Document>
— start —

CrashLoopBackOff because of storage limits

pingcap / tidb-operator

TiDB operator creates and manages TiDB clusters running in Kubernetes.

https://docs.pingcap.com/tidb-in-kubernetes/

Apache License 2.0

1.22k stars 493 forks source link

CrashLoopBackOff because of storage limits #218

Closed tkalanick closed 5 years ago

tkalanick commented 5 years ago

i have given a requested storage value of 64GB on TiKV, but i accidentally did too much insert (~67GB), as a result the tikv nodes all fail to start.

bench-tikv-0 1/2 CrashLoopBackOff 10 6h bench-tikv-1 1/2 CrashLoopBackOff 10 6h bench-tikv-2 1/2 CrashLoopBackOff 11 6h

i have tried to fix this by increasing the requested value and subsequently ran a helm upgrade tidb --namespace=tidb ./charts/tidb-cluster

but it didn't help. i also attempted to change the configuration in cloud console but was given an error: StatefulSet.apps "bench-tikv" is invalid: spec: Forbidden: updates to statefulset spec for fields other than 'replicas', 'template', and 'updateStrategy' are forbidden.

other than building alerts around the storage limit, what can be done to prevent this disastrous situation from happening in production? also what can i do right now to fix this ?

weekface commented 5 years ago

@tkalanick Thank you for reporting this.

— end —

Exercises to complete>
1 > In the issue thread, how much storage was requested for TiKV?
2 > Reproduce the stretch of the issue thread from "but it didn't" through "for reporting this.", with "production" swapped for "staging".

Source excerpt>

— start —

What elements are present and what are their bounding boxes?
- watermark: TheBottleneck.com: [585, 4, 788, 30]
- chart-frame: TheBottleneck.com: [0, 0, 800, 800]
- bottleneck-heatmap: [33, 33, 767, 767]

— end —

Solved tasks>
1 > 64GB

2 >
but it didn't help. i also attempted to change the configuration in cloud console but was given an error: StatefulSet.apps "bench-tikv" is invalid: spec: Forbidden: updates to statefulset spec for fields other than 'replicas', 'template', and 'updateStrategy' are forbidden.

other than building alerts around the storage limit, what can be done to prevent this disastrous situation from happening in staging? also what can i do right now to fix this ?

weekface commented 5 years ago

@tkalanick Thank you for reporting this.